## BEGIN

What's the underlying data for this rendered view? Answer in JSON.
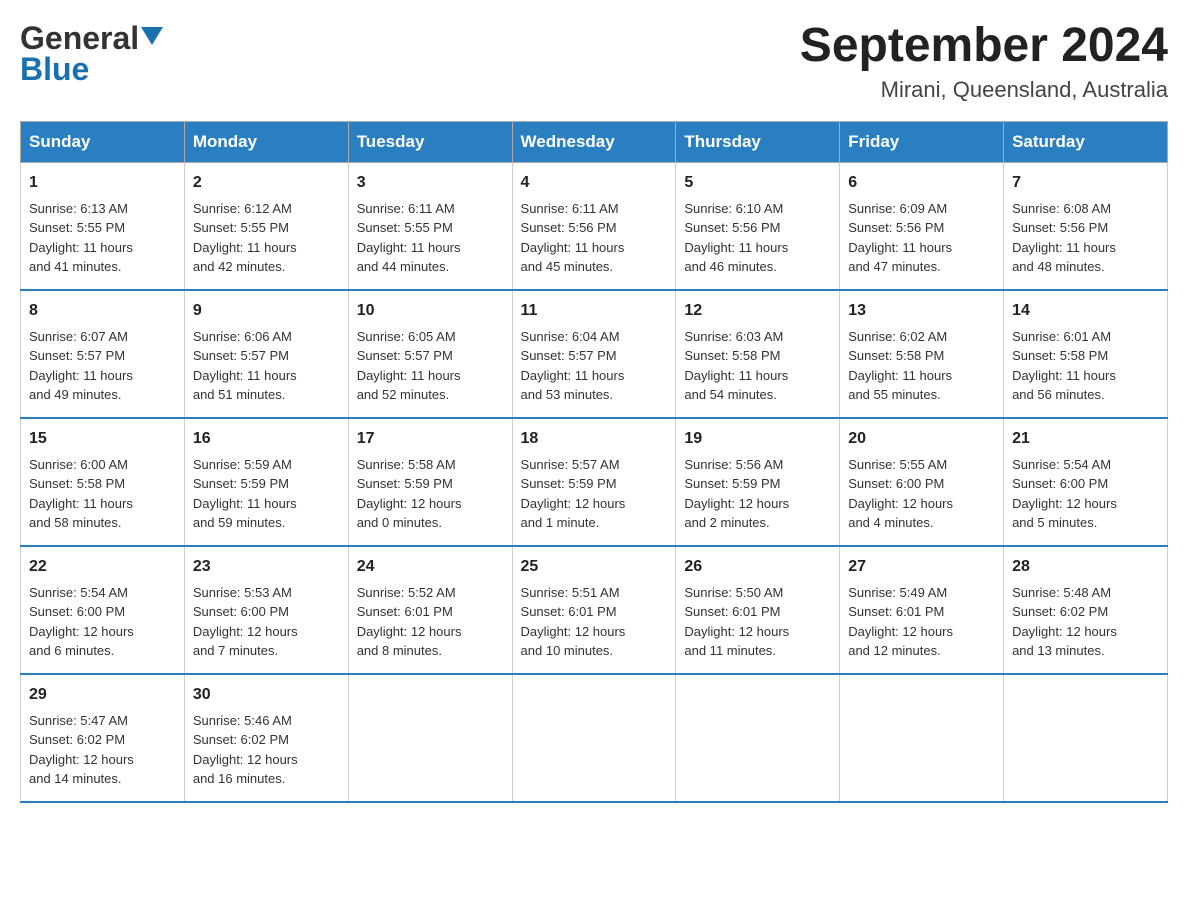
{
  "header": {
    "logo_general": "General",
    "logo_blue": "Blue",
    "month_title": "September 2024",
    "location": "Mirani, Queensland, Australia"
  },
  "days_of_week": [
    "Sunday",
    "Monday",
    "Tuesday",
    "Wednesday",
    "Thursday",
    "Friday",
    "Saturday"
  ],
  "weeks": [
    [
      {
        "day": "1",
        "sunrise": "6:13 AM",
        "sunset": "5:55 PM",
        "daylight": "11 hours and 41 minutes."
      },
      {
        "day": "2",
        "sunrise": "6:12 AM",
        "sunset": "5:55 PM",
        "daylight": "11 hours and 42 minutes."
      },
      {
        "day": "3",
        "sunrise": "6:11 AM",
        "sunset": "5:55 PM",
        "daylight": "11 hours and 44 minutes."
      },
      {
        "day": "4",
        "sunrise": "6:11 AM",
        "sunset": "5:56 PM",
        "daylight": "11 hours and 45 minutes."
      },
      {
        "day": "5",
        "sunrise": "6:10 AM",
        "sunset": "5:56 PM",
        "daylight": "11 hours and 46 minutes."
      },
      {
        "day": "6",
        "sunrise": "6:09 AM",
        "sunset": "5:56 PM",
        "daylight": "11 hours and 47 minutes."
      },
      {
        "day": "7",
        "sunrise": "6:08 AM",
        "sunset": "5:56 PM",
        "daylight": "11 hours and 48 minutes."
      }
    ],
    [
      {
        "day": "8",
        "sunrise": "6:07 AM",
        "sunset": "5:57 PM",
        "daylight": "11 hours and 49 minutes."
      },
      {
        "day": "9",
        "sunrise": "6:06 AM",
        "sunset": "5:57 PM",
        "daylight": "11 hours and 51 minutes."
      },
      {
        "day": "10",
        "sunrise": "6:05 AM",
        "sunset": "5:57 PM",
        "daylight": "11 hours and 52 minutes."
      },
      {
        "day": "11",
        "sunrise": "6:04 AM",
        "sunset": "5:57 PM",
        "daylight": "11 hours and 53 minutes."
      },
      {
        "day": "12",
        "sunrise": "6:03 AM",
        "sunset": "5:58 PM",
        "daylight": "11 hours and 54 minutes."
      },
      {
        "day": "13",
        "sunrise": "6:02 AM",
        "sunset": "5:58 PM",
        "daylight": "11 hours and 55 minutes."
      },
      {
        "day": "14",
        "sunrise": "6:01 AM",
        "sunset": "5:58 PM",
        "daylight": "11 hours and 56 minutes."
      }
    ],
    [
      {
        "day": "15",
        "sunrise": "6:00 AM",
        "sunset": "5:58 PM",
        "daylight": "11 hours and 58 minutes."
      },
      {
        "day": "16",
        "sunrise": "5:59 AM",
        "sunset": "5:59 PM",
        "daylight": "11 hours and 59 minutes."
      },
      {
        "day": "17",
        "sunrise": "5:58 AM",
        "sunset": "5:59 PM",
        "daylight": "12 hours and 0 minutes."
      },
      {
        "day": "18",
        "sunrise": "5:57 AM",
        "sunset": "5:59 PM",
        "daylight": "12 hours and 1 minute."
      },
      {
        "day": "19",
        "sunrise": "5:56 AM",
        "sunset": "5:59 PM",
        "daylight": "12 hours and 2 minutes."
      },
      {
        "day": "20",
        "sunrise": "5:55 AM",
        "sunset": "6:00 PM",
        "daylight": "12 hours and 4 minutes."
      },
      {
        "day": "21",
        "sunrise": "5:54 AM",
        "sunset": "6:00 PM",
        "daylight": "12 hours and 5 minutes."
      }
    ],
    [
      {
        "day": "22",
        "sunrise": "5:54 AM",
        "sunset": "6:00 PM",
        "daylight": "12 hours and 6 minutes."
      },
      {
        "day": "23",
        "sunrise": "5:53 AM",
        "sunset": "6:00 PM",
        "daylight": "12 hours and 7 minutes."
      },
      {
        "day": "24",
        "sunrise": "5:52 AM",
        "sunset": "6:01 PM",
        "daylight": "12 hours and 8 minutes."
      },
      {
        "day": "25",
        "sunrise": "5:51 AM",
        "sunset": "6:01 PM",
        "daylight": "12 hours and 10 minutes."
      },
      {
        "day": "26",
        "sunrise": "5:50 AM",
        "sunset": "6:01 PM",
        "daylight": "12 hours and 11 minutes."
      },
      {
        "day": "27",
        "sunrise": "5:49 AM",
        "sunset": "6:01 PM",
        "daylight": "12 hours and 12 minutes."
      },
      {
        "day": "28",
        "sunrise": "5:48 AM",
        "sunset": "6:02 PM",
        "daylight": "12 hours and 13 minutes."
      }
    ],
    [
      {
        "day": "29",
        "sunrise": "5:47 AM",
        "sunset": "6:02 PM",
        "daylight": "12 hours and 14 minutes."
      },
      {
        "day": "30",
        "sunrise": "5:46 AM",
        "sunset": "6:02 PM",
        "daylight": "12 hours and 16 minutes."
      },
      null,
      null,
      null,
      null,
      null
    ]
  ],
  "labels": {
    "sunrise": "Sunrise:",
    "sunset": "Sunset:",
    "daylight": "Daylight:"
  }
}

## END

**What the task asks**
Are you able to set down all the lines above exactly, without any pictures?

**Task output**
What's the underlying data for this rendered view? Answer in JSON.
{
  "header": {
    "logo_general": "General",
    "logo_blue": "Blue",
    "month_title": "September 2024",
    "location": "Mirani, Queensland, Australia"
  },
  "days_of_week": [
    "Sunday",
    "Monday",
    "Tuesday",
    "Wednesday",
    "Thursday",
    "Friday",
    "Saturday"
  ],
  "weeks": [
    [
      {
        "day": "1",
        "sunrise": "6:13 AM",
        "sunset": "5:55 PM",
        "daylight": "11 hours and 41 minutes."
      },
      {
        "day": "2",
        "sunrise": "6:12 AM",
        "sunset": "5:55 PM",
        "daylight": "11 hours and 42 minutes."
      },
      {
        "day": "3",
        "sunrise": "6:11 AM",
        "sunset": "5:55 PM",
        "daylight": "11 hours and 44 minutes."
      },
      {
        "day": "4",
        "sunrise": "6:11 AM",
        "sunset": "5:56 PM",
        "daylight": "11 hours and 45 minutes."
      },
      {
        "day": "5",
        "sunrise": "6:10 AM",
        "sunset": "5:56 PM",
        "daylight": "11 hours and 46 minutes."
      },
      {
        "day": "6",
        "sunrise": "6:09 AM",
        "sunset": "5:56 PM",
        "daylight": "11 hours and 47 minutes."
      },
      {
        "day": "7",
        "sunrise": "6:08 AM",
        "sunset": "5:56 PM",
        "daylight": "11 hours and 48 minutes."
      }
    ],
    [
      {
        "day": "8",
        "sunrise": "6:07 AM",
        "sunset": "5:57 PM",
        "daylight": "11 hours and 49 minutes."
      },
      {
        "day": "9",
        "sunrise": "6:06 AM",
        "sunset": "5:57 PM",
        "daylight": "11 hours and 51 minutes."
      },
      {
        "day": "10",
        "sunrise": "6:05 AM",
        "sunset": "5:57 PM",
        "daylight": "11 hours and 52 minutes."
      },
      {
        "day": "11",
        "sunrise": "6:04 AM",
        "sunset": "5:57 PM",
        "daylight": "11 hours and 53 minutes."
      },
      {
        "day": "12",
        "sunrise": "6:03 AM",
        "sunset": "5:58 PM",
        "daylight": "11 hours and 54 minutes."
      },
      {
        "day": "13",
        "sunrise": "6:02 AM",
        "sunset": "5:58 PM",
        "daylight": "11 hours and 55 minutes."
      },
      {
        "day": "14",
        "sunrise": "6:01 AM",
        "sunset": "5:58 PM",
        "daylight": "11 hours and 56 minutes."
      }
    ],
    [
      {
        "day": "15",
        "sunrise": "6:00 AM",
        "sunset": "5:58 PM",
        "daylight": "11 hours and 58 minutes."
      },
      {
        "day": "16",
        "sunrise": "5:59 AM",
        "sunset": "5:59 PM",
        "daylight": "11 hours and 59 minutes."
      },
      {
        "day": "17",
        "sunrise": "5:58 AM",
        "sunset": "5:59 PM",
        "daylight": "12 hours and 0 minutes."
      },
      {
        "day": "18",
        "sunrise": "5:57 AM",
        "sunset": "5:59 PM",
        "daylight": "12 hours and 1 minute."
      },
      {
        "day": "19",
        "sunrise": "5:56 AM",
        "sunset": "5:59 PM",
        "daylight": "12 hours and 2 minutes."
      },
      {
        "day": "20",
        "sunrise": "5:55 AM",
        "sunset": "6:00 PM",
        "daylight": "12 hours and 4 minutes."
      },
      {
        "day": "21",
        "sunrise": "5:54 AM",
        "sunset": "6:00 PM",
        "daylight": "12 hours and 5 minutes."
      }
    ],
    [
      {
        "day": "22",
        "sunrise": "5:54 AM",
        "sunset": "6:00 PM",
        "daylight": "12 hours and 6 minutes."
      },
      {
        "day": "23",
        "sunrise": "5:53 AM",
        "sunset": "6:00 PM",
        "daylight": "12 hours and 7 minutes."
      },
      {
        "day": "24",
        "sunrise": "5:52 AM",
        "sunset": "6:01 PM",
        "daylight": "12 hours and 8 minutes."
      },
      {
        "day": "25",
        "sunrise": "5:51 AM",
        "sunset": "6:01 PM",
        "daylight": "12 hours and 10 minutes."
      },
      {
        "day": "26",
        "sunrise": "5:50 AM",
        "sunset": "6:01 PM",
        "daylight": "12 hours and 11 minutes."
      },
      {
        "day": "27",
        "sunrise": "5:49 AM",
        "sunset": "6:01 PM",
        "daylight": "12 hours and 12 minutes."
      },
      {
        "day": "28",
        "sunrise": "5:48 AM",
        "sunset": "6:02 PM",
        "daylight": "12 hours and 13 minutes."
      }
    ],
    [
      {
        "day": "29",
        "sunrise": "5:47 AM",
        "sunset": "6:02 PM",
        "daylight": "12 hours and 14 minutes."
      },
      {
        "day": "30",
        "sunrise": "5:46 AM",
        "sunset": "6:02 PM",
        "daylight": "12 hours and 16 minutes."
      },
      null,
      null,
      null,
      null,
      null
    ]
  ],
  "labels": {
    "sunrise": "Sunrise:",
    "sunset": "Sunset:",
    "daylight": "Daylight:"
  }
}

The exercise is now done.